SOURCE MATERIAL -

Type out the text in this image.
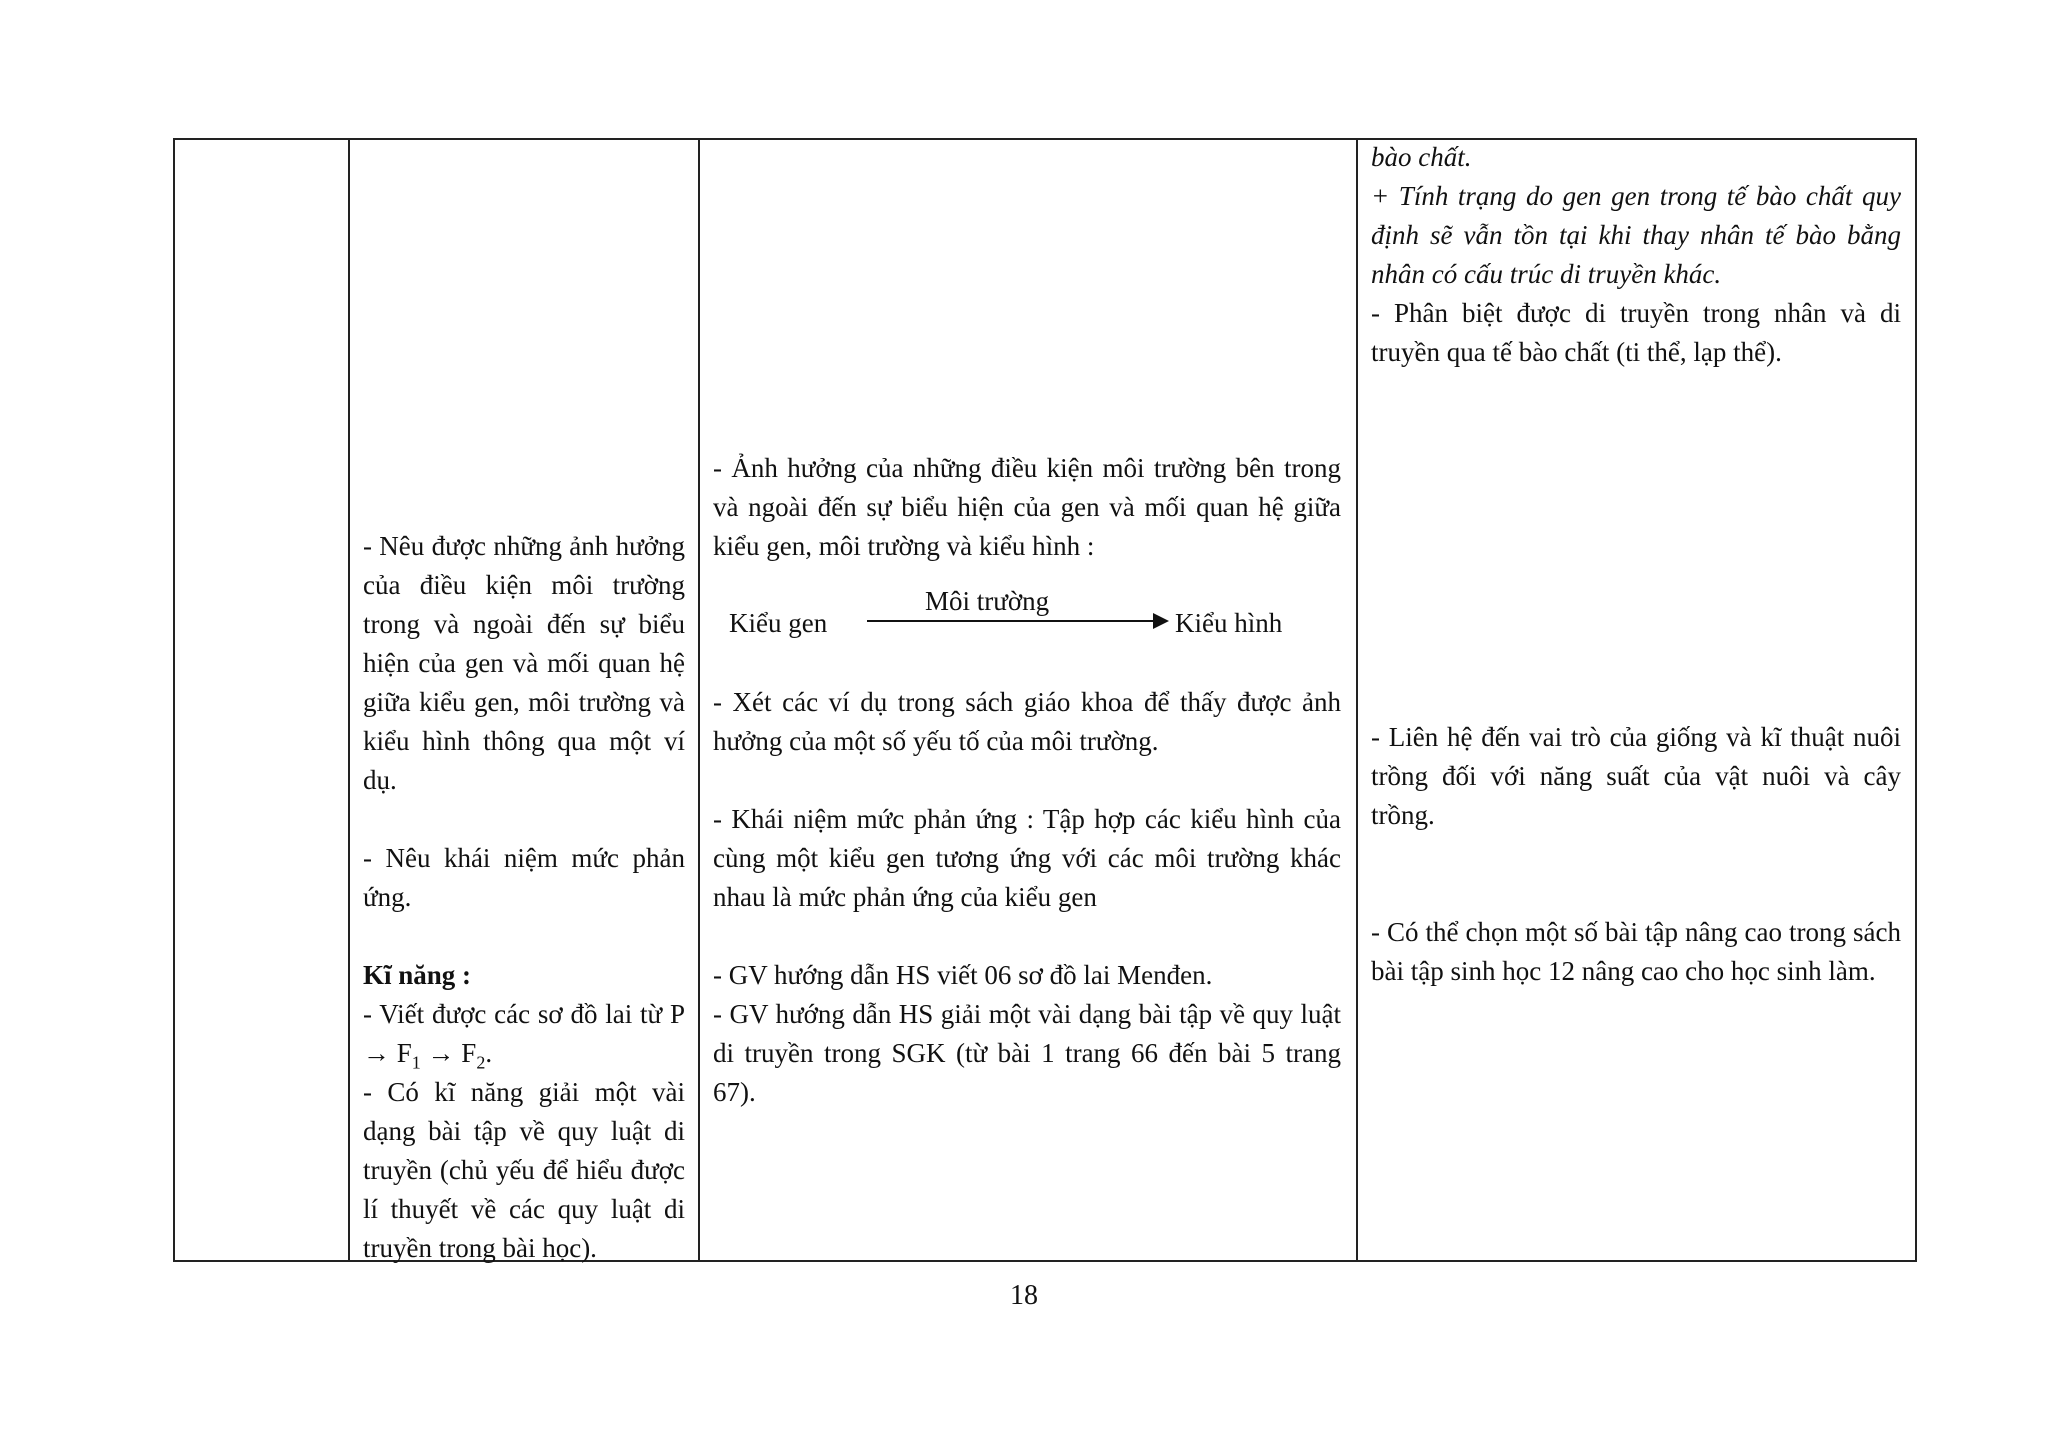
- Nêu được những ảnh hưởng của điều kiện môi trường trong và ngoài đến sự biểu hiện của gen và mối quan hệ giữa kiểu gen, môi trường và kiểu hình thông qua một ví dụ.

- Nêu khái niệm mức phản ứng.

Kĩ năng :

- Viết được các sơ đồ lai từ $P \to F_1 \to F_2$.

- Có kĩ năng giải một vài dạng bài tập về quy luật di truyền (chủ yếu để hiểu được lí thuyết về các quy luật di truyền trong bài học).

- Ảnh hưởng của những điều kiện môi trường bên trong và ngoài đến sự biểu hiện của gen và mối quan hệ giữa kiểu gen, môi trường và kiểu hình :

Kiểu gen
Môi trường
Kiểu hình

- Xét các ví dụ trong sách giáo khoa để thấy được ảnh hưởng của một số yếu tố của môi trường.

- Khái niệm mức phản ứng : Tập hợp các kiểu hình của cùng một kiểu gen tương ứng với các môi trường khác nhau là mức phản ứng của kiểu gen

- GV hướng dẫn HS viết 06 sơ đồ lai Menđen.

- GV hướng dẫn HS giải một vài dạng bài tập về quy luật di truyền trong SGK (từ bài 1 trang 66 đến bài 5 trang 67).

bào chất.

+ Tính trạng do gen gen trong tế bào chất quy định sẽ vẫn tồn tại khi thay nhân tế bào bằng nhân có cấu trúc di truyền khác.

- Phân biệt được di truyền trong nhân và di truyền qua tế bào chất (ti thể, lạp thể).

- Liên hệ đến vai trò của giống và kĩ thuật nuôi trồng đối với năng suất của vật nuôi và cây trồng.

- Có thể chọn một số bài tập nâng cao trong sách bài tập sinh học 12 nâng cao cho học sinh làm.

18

==

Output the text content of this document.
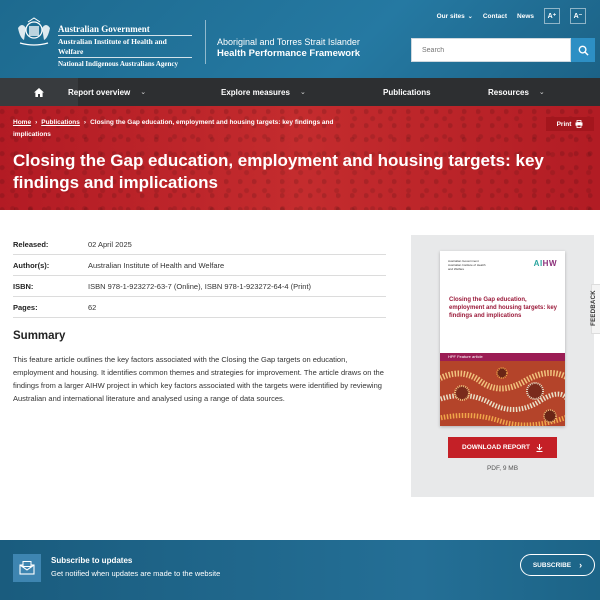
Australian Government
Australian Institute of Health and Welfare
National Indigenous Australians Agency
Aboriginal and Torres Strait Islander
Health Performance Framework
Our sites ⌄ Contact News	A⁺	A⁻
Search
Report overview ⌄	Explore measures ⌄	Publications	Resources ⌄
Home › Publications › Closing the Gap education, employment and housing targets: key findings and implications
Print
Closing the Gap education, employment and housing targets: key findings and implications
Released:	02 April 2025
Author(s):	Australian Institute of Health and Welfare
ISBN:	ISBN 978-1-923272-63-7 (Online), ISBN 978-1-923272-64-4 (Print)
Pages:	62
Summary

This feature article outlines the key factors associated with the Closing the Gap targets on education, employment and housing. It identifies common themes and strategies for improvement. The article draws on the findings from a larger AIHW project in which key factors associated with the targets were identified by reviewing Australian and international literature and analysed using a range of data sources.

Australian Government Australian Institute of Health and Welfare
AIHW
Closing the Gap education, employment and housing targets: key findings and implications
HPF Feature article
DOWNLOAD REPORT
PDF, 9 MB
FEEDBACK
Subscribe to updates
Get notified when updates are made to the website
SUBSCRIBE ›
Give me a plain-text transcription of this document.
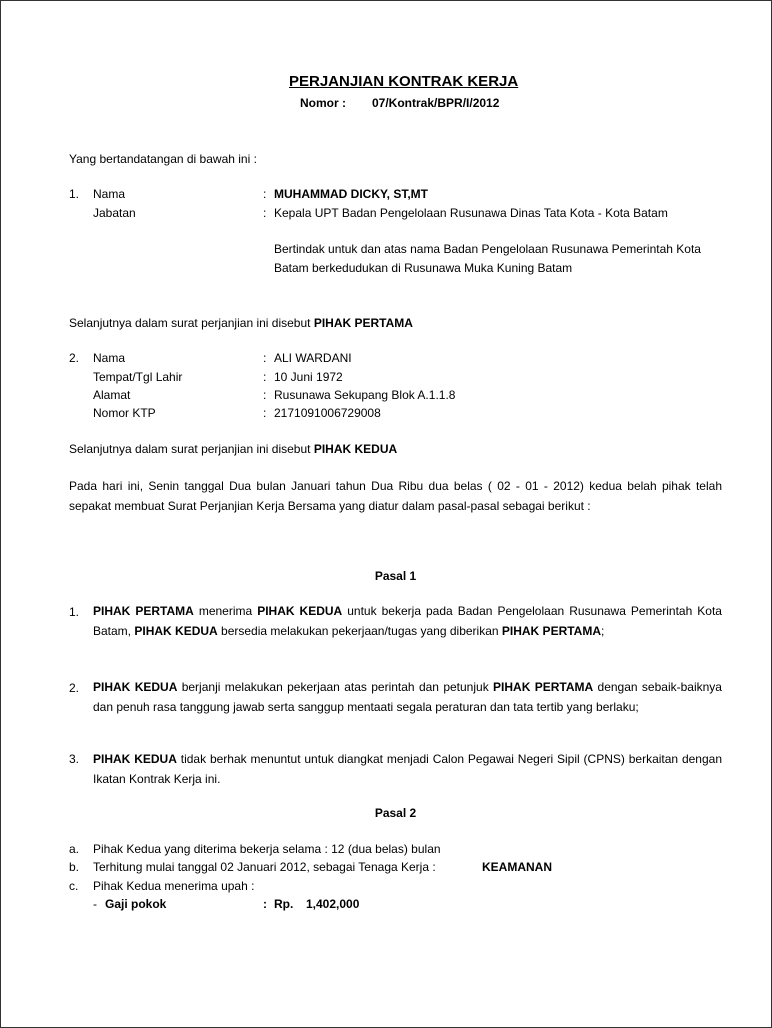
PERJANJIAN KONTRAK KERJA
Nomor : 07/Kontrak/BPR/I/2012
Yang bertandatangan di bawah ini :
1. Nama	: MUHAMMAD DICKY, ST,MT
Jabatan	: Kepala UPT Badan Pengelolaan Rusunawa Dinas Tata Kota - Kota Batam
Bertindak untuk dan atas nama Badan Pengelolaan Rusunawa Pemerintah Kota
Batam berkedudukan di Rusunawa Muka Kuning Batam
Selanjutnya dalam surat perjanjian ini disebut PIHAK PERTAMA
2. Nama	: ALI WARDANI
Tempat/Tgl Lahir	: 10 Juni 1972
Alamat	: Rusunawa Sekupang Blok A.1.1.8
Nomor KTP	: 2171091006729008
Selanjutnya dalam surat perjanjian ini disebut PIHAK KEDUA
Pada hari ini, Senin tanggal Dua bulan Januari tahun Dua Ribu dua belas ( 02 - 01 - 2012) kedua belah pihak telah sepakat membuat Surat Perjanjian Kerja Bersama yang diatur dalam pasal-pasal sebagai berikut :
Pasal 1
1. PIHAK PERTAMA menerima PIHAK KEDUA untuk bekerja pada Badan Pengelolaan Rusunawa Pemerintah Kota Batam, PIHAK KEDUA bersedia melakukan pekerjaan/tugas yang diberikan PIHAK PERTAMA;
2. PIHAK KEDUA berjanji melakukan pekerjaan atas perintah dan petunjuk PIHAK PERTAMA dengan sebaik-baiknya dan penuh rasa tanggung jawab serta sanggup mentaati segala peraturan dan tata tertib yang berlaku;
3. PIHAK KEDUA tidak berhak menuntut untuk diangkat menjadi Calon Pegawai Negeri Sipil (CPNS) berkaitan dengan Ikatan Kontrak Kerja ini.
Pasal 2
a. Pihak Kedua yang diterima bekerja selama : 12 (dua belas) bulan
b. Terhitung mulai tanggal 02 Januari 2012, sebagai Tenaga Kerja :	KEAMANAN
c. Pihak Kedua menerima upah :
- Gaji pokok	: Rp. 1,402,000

--

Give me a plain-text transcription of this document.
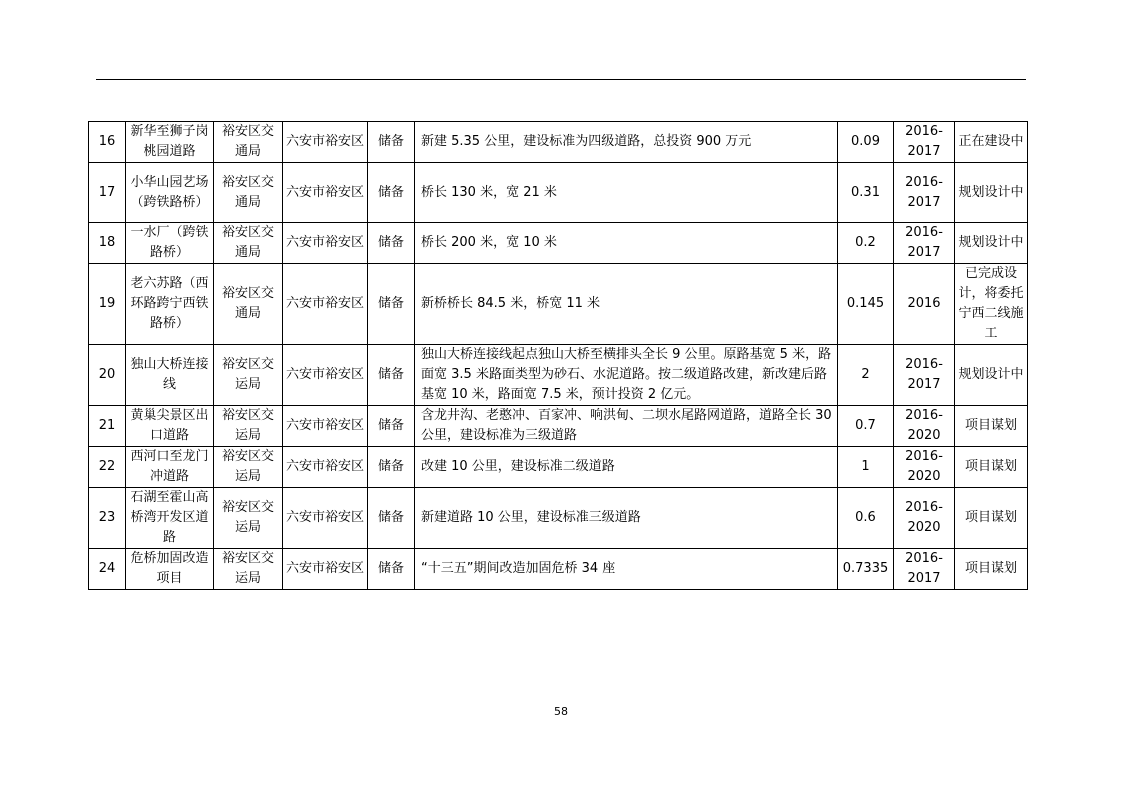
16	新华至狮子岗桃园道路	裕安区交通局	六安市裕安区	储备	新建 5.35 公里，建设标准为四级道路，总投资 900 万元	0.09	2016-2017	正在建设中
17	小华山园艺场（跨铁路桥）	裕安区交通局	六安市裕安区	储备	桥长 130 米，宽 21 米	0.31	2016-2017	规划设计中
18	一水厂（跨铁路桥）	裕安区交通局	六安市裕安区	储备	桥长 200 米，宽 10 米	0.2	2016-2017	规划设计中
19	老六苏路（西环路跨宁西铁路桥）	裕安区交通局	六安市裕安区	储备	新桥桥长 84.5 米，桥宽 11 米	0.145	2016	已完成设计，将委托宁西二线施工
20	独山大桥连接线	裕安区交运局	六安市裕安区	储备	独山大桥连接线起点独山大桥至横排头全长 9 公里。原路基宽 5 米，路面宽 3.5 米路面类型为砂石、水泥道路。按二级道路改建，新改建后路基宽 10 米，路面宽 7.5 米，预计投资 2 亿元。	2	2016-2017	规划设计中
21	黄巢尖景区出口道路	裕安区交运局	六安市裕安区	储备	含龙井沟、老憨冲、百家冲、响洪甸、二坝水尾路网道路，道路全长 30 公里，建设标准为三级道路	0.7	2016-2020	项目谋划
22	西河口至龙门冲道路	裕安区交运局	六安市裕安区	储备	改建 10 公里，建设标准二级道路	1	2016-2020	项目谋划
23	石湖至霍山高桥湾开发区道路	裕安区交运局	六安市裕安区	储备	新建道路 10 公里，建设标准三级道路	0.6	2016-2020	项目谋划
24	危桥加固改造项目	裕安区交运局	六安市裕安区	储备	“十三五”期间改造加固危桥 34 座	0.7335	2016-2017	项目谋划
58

STATED PROBLEM -
Gather all the lines that include the word "sách" and copy them out.

THE COMPLETED TASK -
- Xét các ví dụ trong sách giáo khoa để thấy được ảnh hưởng của một số yếu tố của môi trường.
- Có thể chọn một số bài tập nâng cao trong sách bài tập sinh học 12 nâng cao cho học sinh làm.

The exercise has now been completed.